# [Material to process]
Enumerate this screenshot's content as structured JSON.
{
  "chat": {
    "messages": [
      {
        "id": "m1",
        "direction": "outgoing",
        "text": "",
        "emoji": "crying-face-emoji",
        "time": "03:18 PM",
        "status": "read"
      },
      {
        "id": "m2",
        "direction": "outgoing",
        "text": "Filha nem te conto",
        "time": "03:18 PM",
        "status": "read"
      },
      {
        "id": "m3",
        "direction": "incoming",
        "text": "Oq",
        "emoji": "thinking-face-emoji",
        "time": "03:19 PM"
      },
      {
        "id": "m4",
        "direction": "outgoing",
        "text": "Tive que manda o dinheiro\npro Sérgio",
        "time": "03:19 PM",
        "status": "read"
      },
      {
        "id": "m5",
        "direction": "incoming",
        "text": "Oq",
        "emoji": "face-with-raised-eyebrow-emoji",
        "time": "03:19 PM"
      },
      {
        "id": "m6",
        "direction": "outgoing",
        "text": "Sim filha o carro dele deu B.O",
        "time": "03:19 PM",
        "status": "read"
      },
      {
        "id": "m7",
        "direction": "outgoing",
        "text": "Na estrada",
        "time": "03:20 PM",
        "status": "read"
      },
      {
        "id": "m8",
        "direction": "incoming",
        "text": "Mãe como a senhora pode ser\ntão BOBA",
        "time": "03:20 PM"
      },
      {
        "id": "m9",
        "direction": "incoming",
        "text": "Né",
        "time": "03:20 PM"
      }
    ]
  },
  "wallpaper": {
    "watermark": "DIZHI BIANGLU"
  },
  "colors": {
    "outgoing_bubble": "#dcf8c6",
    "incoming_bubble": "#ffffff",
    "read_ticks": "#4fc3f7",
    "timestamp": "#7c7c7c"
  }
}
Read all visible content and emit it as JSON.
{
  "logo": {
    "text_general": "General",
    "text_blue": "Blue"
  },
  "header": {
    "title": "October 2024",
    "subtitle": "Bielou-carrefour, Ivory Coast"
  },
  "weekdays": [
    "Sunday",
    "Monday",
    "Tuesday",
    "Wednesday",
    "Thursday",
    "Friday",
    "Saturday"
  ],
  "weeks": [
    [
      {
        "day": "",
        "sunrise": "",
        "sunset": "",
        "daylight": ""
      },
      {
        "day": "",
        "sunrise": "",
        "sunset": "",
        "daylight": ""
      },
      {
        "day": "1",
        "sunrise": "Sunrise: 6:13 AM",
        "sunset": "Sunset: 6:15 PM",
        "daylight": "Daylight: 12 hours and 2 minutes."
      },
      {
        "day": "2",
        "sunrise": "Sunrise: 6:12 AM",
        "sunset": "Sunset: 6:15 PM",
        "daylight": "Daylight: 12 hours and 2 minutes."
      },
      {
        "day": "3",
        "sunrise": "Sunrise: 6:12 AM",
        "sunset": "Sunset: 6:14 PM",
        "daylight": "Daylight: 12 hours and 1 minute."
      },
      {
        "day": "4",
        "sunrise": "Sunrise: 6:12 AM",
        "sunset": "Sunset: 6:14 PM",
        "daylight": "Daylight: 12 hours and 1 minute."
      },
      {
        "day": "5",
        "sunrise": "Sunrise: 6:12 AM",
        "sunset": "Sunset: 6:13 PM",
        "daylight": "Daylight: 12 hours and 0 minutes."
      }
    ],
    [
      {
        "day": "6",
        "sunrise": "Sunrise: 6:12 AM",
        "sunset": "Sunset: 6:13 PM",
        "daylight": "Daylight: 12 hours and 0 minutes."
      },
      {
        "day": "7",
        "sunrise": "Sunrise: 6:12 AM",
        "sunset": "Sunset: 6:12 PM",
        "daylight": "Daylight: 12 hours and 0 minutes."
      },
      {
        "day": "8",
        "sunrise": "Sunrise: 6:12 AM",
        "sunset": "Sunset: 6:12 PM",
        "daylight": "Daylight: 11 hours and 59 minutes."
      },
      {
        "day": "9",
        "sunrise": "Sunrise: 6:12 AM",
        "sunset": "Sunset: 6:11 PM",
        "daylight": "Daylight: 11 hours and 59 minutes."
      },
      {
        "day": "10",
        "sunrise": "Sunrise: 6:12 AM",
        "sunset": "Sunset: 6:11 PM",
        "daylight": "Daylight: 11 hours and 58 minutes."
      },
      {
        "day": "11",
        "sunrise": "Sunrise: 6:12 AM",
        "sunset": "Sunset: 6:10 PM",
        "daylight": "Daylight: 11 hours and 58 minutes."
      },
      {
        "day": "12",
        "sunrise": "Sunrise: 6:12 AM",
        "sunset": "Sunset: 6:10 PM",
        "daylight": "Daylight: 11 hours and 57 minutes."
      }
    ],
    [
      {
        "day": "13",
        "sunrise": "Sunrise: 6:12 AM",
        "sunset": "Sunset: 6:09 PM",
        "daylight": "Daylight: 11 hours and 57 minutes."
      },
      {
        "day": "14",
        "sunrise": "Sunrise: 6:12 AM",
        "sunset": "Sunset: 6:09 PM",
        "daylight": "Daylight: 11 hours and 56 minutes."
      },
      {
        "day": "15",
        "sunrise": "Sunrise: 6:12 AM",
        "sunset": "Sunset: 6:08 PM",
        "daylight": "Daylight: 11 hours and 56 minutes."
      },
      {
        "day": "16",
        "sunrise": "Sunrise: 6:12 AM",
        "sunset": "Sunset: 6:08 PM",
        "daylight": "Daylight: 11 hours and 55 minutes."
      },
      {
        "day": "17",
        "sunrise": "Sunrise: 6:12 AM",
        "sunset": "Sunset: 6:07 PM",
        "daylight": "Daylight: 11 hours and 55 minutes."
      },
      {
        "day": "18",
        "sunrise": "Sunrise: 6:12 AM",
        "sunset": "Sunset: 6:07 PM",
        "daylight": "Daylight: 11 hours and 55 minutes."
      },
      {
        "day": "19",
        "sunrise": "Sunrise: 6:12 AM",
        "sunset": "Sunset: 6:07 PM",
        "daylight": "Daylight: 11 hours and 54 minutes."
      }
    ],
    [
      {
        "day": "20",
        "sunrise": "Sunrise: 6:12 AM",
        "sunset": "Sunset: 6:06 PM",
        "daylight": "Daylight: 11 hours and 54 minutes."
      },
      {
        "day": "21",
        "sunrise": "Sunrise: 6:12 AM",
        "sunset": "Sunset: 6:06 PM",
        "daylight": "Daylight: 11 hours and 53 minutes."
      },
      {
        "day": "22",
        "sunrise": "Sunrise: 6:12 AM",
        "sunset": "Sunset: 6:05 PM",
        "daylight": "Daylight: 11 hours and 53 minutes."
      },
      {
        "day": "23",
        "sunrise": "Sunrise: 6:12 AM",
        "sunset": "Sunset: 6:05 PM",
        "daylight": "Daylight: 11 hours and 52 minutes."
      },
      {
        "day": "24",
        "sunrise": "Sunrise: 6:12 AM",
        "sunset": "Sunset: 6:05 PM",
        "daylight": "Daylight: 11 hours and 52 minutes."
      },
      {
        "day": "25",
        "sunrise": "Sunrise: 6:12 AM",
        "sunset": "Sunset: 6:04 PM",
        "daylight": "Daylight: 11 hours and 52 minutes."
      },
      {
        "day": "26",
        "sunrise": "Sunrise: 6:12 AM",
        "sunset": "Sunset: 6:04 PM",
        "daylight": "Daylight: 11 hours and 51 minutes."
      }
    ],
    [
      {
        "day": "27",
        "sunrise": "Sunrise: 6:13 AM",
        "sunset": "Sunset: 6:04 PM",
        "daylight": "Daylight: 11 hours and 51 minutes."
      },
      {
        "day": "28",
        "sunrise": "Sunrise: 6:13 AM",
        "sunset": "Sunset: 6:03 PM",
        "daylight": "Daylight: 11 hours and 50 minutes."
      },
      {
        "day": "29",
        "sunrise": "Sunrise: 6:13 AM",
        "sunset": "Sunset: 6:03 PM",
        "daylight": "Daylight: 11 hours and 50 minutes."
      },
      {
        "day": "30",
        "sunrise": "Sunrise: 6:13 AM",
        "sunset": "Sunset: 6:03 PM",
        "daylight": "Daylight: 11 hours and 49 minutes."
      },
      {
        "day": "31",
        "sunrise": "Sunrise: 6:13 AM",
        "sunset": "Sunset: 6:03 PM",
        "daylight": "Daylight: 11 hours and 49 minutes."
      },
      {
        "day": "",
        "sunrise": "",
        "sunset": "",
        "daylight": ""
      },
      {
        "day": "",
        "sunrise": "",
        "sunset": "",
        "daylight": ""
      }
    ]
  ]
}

# [Problem description]
From the entries above, list each line with "JSON" in it.

# [Result]
Enumerate this screenshot's content as structured JSON.
Read all visible content and emit it as JSON.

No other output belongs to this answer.